* begin Recorded data *
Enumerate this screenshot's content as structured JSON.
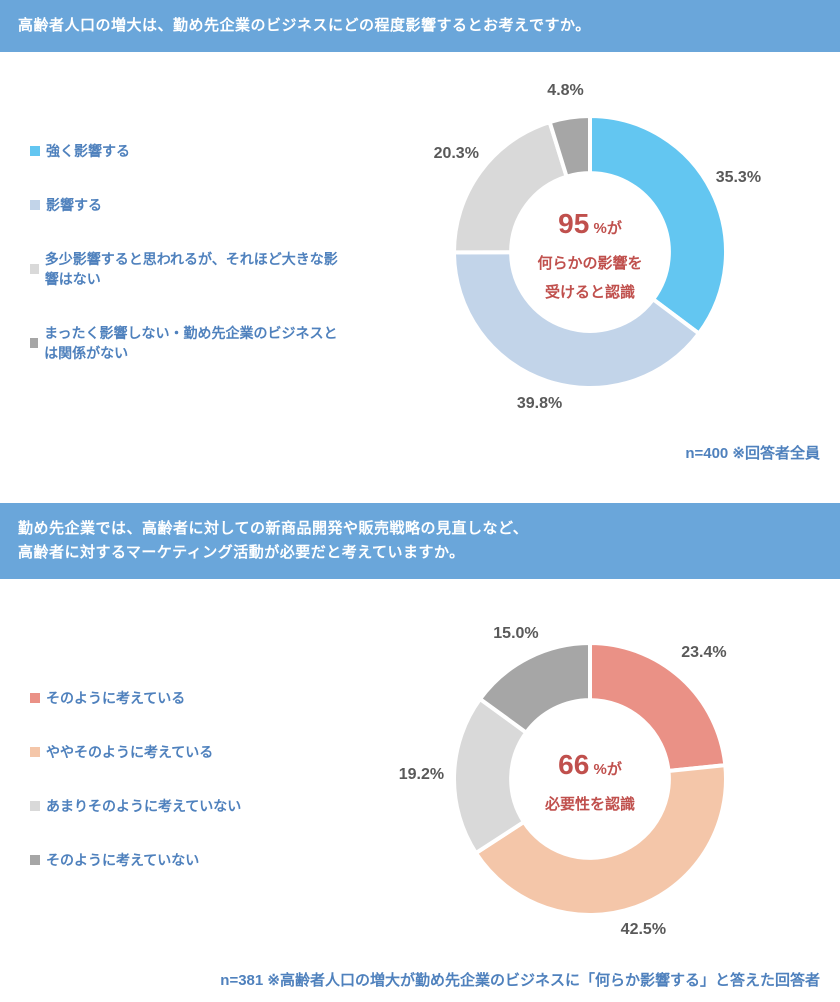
{
  "charts": [
    {
      "header_bg": "#6aa6da",
      "title": "高齢者人口の増大は、勤め先企業のビジネスにどの程度影響するとお考えですか。",
      "legend_text_color": "#4f81bd",
      "legend": [
        {
          "swatch": "#63c6f1",
          "label": "強く影響する"
        },
        {
          "swatch": "#c2d4e9",
          "label": "影響する"
        },
        {
          "swatch": "#d9d9d9",
          "label": "多少影響すると思われるが、それほど大きな影響はない"
        },
        {
          "swatch": "#a6a6a6",
          "label": "まったく影響しない・勤め先企業のビジネスとは関係がない"
        }
      ],
      "donut": {
        "size": 340,
        "inner_ratio": 0.58,
        "stroke": "#ffffff",
        "stroke_width": 4,
        "start_angle": -90,
        "slices": [
          {
            "value": 35.3,
            "color": "#63c6f1",
            "label": "35.3%",
            "label_r": 1.22
          },
          {
            "value": 39.8,
            "color": "#c2d4e9",
            "label": "39.8%",
            "label_r": 1.18
          },
          {
            "value": 20.3,
            "color": "#d9d9d9",
            "label": "20.3%",
            "label_r": 1.22
          },
          {
            "value": 4.8,
            "color": "#a6a6a6",
            "label": "4.8%",
            "label_r": 1.2
          }
        ],
        "center": {
          "color": "#c0504d",
          "big": "95",
          "pct_suffix": " %が",
          "lines": [
            "何らかの影響を",
            "受けると認識"
          ]
        }
      },
      "footnote": "n=400 ※回答者全員",
      "footnote_color": "#4f81bd"
    },
    {
      "header_bg": "#6aa6da",
      "title": "勤め先企業では、高齢者に対しての新商品開発や販売戦略の見直しなど、\n高齢者に対するマーケティング活動が必要だと考えていますか。",
      "legend_text_color": "#4f81bd",
      "legend": [
        {
          "swatch": "#ea9186",
          "label": "そのように考えている"
        },
        {
          "swatch": "#f4c6a9",
          "label": "ややそのように考えている"
        },
        {
          "swatch": "#d9d9d9",
          "label": "あまりそのように考えていない"
        },
        {
          "swatch": "#a6a6a6",
          "label": "そのように考えていない"
        }
      ],
      "donut": {
        "size": 340,
        "inner_ratio": 0.58,
        "stroke": "#ffffff",
        "stroke_width": 4,
        "start_angle": -90,
        "slices": [
          {
            "value": 23.4,
            "color": "#ea9186",
            "label": "23.4%",
            "label_r": 1.25
          },
          {
            "value": 42.5,
            "color": "#f4c6a9",
            "label": "42.5%",
            "label_r": 1.18
          },
          {
            "value": 19.2,
            "color": "#d9d9d9",
            "label": "19.2%",
            "label_r": 1.24
          },
          {
            "value": 15.0,
            "color": "#a6a6a6",
            "label": "15.0%",
            "label_r": 1.2
          }
        ],
        "center": {
          "color": "#c0504d",
          "big": "66",
          "pct_suffix": " %が",
          "lines": [
            "必要性を認識"
          ]
        }
      },
      "footnote": "n=381 ※高齢者人口の増大が勤め先企業のビジネスに「何らか影響する」と答えた回答者",
      "footnote_color": "#4f81bd"
    }
  ]
}
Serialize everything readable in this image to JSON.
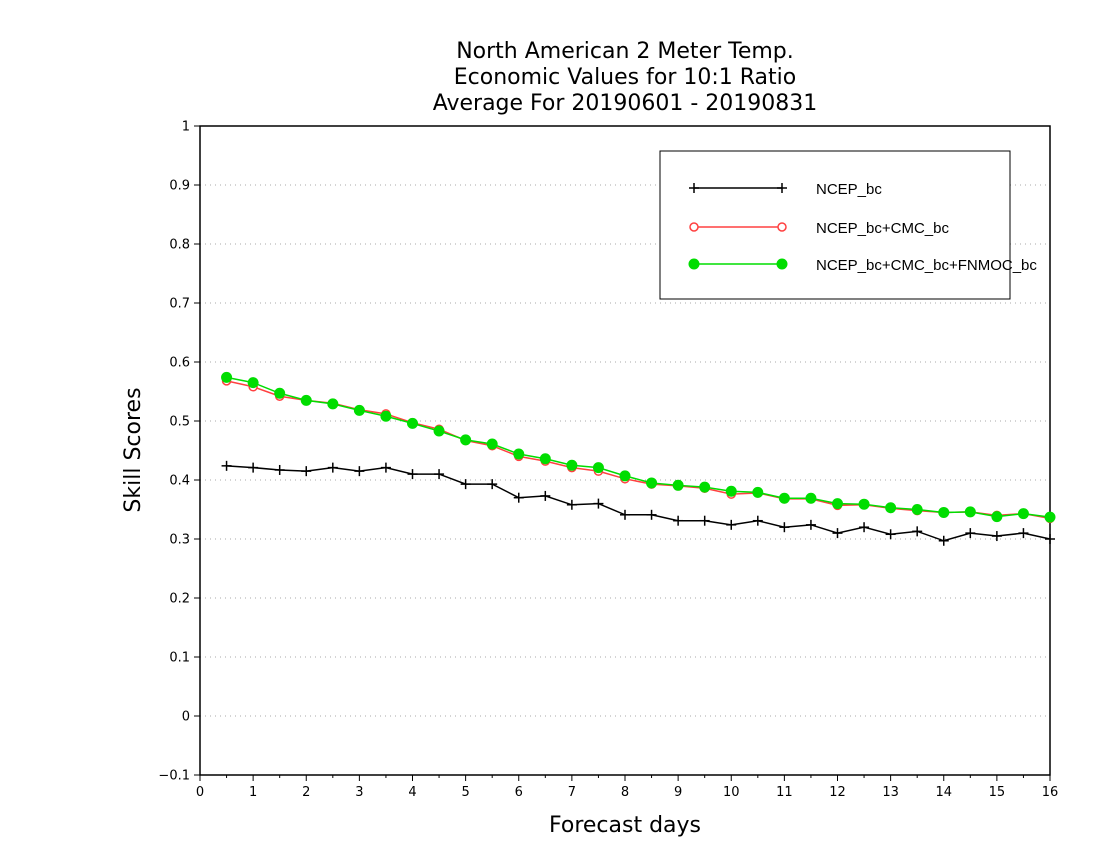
{
  "chart_data": {
    "type": "line",
    "title_lines": [
      "North American 2 Meter Temp.",
      "Economic Values for 10:1 Ratio",
      "Average For 20190601 - 20190831"
    ],
    "xlabel": "Forecast days",
    "ylabel": "Skill Scores",
    "xlim": [
      0,
      16
    ],
    "ylim": [
      -0.1,
      1
    ],
    "xticks": [
      0,
      1,
      2,
      3,
      4,
      5,
      6,
      7,
      8,
      9,
      10,
      11,
      12,
      13,
      14,
      15,
      16
    ],
    "xtick_labels": [
      "0",
      "1",
      "2",
      "3",
      "4",
      "5",
      "6",
      "7",
      "8",
      "9",
      "10",
      "11",
      "12",
      "13",
      "14",
      "15",
      "16"
    ],
    "yticks": [
      -0.1,
      0,
      0.1,
      0.2,
      0.3,
      0.4,
      0.5,
      0.6,
      0.7,
      0.8,
      0.9,
      1
    ],
    "ytick_labels": [
      "−0.1",
      "0",
      "0.1",
      "0.2",
      "0.3",
      "0.4",
      "0.5",
      "0.6",
      "0.7",
      "0.8",
      "0.9",
      "1"
    ],
    "grid": "horizontal dotted",
    "legend_position": "top-right",
    "x": [
      0.5,
      1,
      1.5,
      2,
      2.5,
      3,
      3.5,
      4,
      4.5,
      5,
      5.5,
      6,
      6.5,
      7,
      7.5,
      8,
      8.5,
      9,
      9.5,
      10,
      10.5,
      11,
      11.5,
      12,
      12.5,
      13,
      13.5,
      14,
      14.5,
      15,
      15.5,
      16
    ],
    "series": [
      {
        "name": "NCEP_bc",
        "color": "#000000",
        "marker": "plus",
        "values": [
          0.424,
          0.421,
          0.417,
          0.415,
          0.421,
          0.415,
          0.421,
          0.41,
          0.41,
          0.393,
          0.393,
          0.37,
          0.373,
          0.358,
          0.36,
          0.341,
          0.341,
          0.331,
          0.331,
          0.324,
          0.331,
          0.32,
          0.324,
          0.31,
          0.32,
          0.308,
          0.313,
          0.297,
          0.31,
          0.305,
          0.31,
          0.3
        ]
      },
      {
        "name": "NCEP_bc+CMC_bc",
        "color": "#ff4040",
        "marker": "open-circle",
        "values": [
          0.568,
          0.558,
          0.542,
          0.535,
          0.53,
          0.519,
          0.512,
          0.497,
          0.486,
          0.467,
          0.458,
          0.44,
          0.432,
          0.421,
          0.415,
          0.402,
          0.393,
          0.39,
          0.386,
          0.376,
          0.378,
          0.368,
          0.368,
          0.357,
          0.358,
          0.352,
          0.348,
          0.345,
          0.346,
          0.34,
          0.343,
          0.335
        ]
      },
      {
        "name": "NCEP_bc+CMC_bc+FNMOC_bc",
        "color": "#00dd00",
        "marker": "filled-circle",
        "values": [
          0.574,
          0.565,
          0.547,
          0.535,
          0.529,
          0.518,
          0.508,
          0.496,
          0.483,
          0.468,
          0.461,
          0.444,
          0.436,
          0.425,
          0.421,
          0.407,
          0.395,
          0.391,
          0.388,
          0.381,
          0.379,
          0.369,
          0.369,
          0.36,
          0.359,
          0.353,
          0.35,
          0.345,
          0.346,
          0.338,
          0.343,
          0.337
        ]
      }
    ]
  }
}
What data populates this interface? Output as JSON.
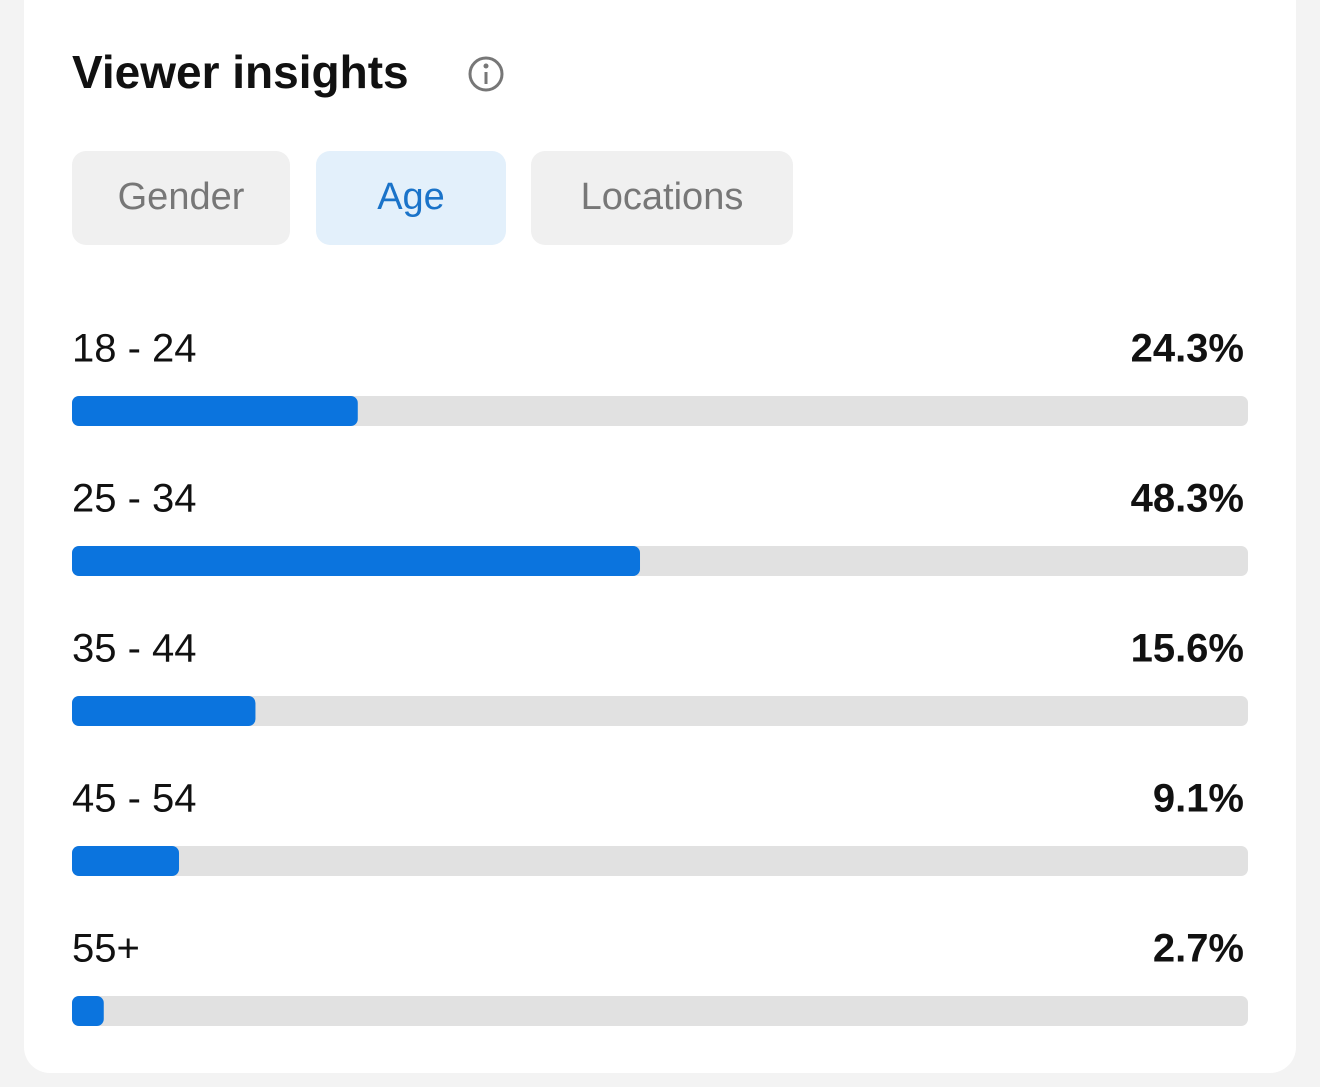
{
  "header": {
    "title": "Viewer insights"
  },
  "tabs": [
    {
      "label": "Gender",
      "selected": false
    },
    {
      "label": "Age",
      "selected": true
    },
    {
      "label": "Locations",
      "selected": false
    }
  ],
  "chart_data": {
    "type": "bar",
    "orientation": "horizontal",
    "categories": [
      "18 - 24",
      "25 - 34",
      "35 - 44",
      "45 - 54",
      "55+"
    ],
    "values": [
      24.3,
      48.3,
      15.6,
      9.1,
      2.7
    ],
    "value_labels": [
      "24.3%",
      "48.3%",
      "15.6%",
      "9.1%",
      "2.7%"
    ],
    "xlim": [
      0,
      100
    ],
    "color": "#0b74de",
    "track_color": "#e1e1e1"
  }
}
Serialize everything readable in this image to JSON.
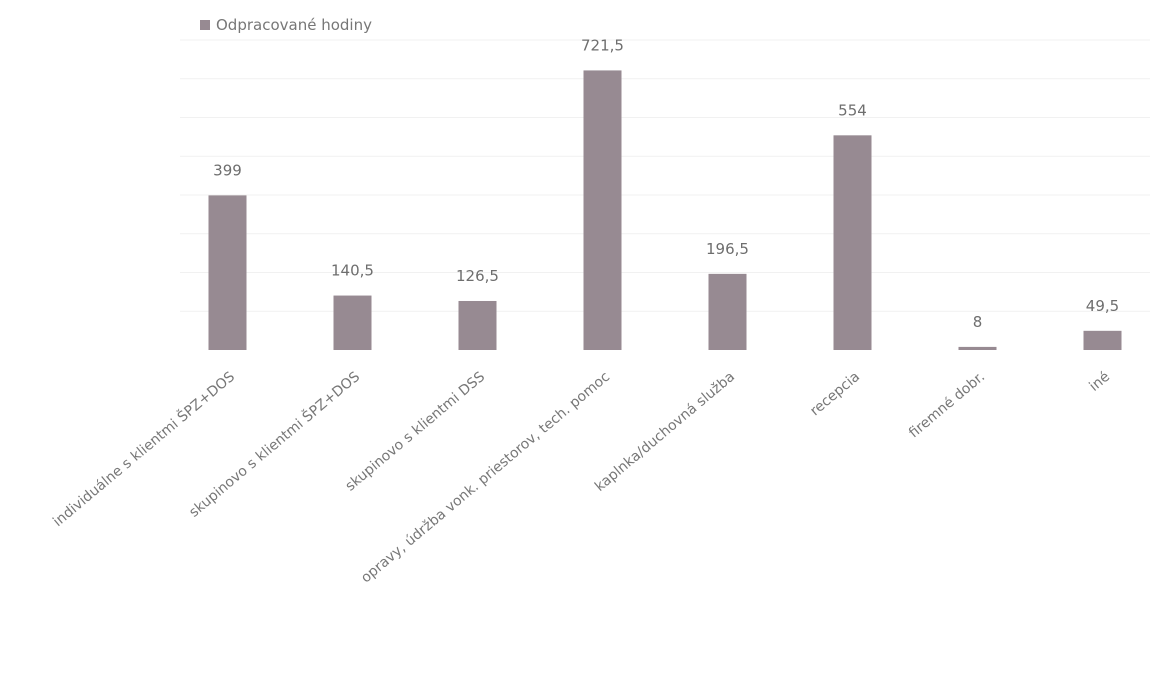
{
  "chart_data": {
    "type": "bar",
    "categories": [
      "individuálne s klientmi ŠPZ+DOS",
      "skupinovo s klientmi ŠPZ+DOS",
      "skupinovo s klientmi DSS",
      "opravy, údržba vonk. priestorov, tech. pomoc",
      "kaplnka/duchovná služba",
      "recepcia",
      "firemné dobr.",
      "iné"
    ],
    "series": [
      {
        "name": "Odpracované hodiny",
        "values": [
          399,
          140.5,
          126.5,
          721.5,
          196.5,
          554,
          8,
          49.5
        ],
        "value_labels": [
          "399",
          "140,5",
          "126,5",
          "721,5",
          "196,5",
          "554",
          "8",
          "49,5"
        ],
        "color": "#978a92"
      }
    ],
    "ylim": [
      0,
      800
    ],
    "grid": true,
    "legend_position": "top-left"
  }
}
* end Recorded data *
**Exercise objective:**
Copy every line that contains the string "horizontal".

**Output of the task:**
    "grid": "horizontal dotted",
    "orientation": "horizontal",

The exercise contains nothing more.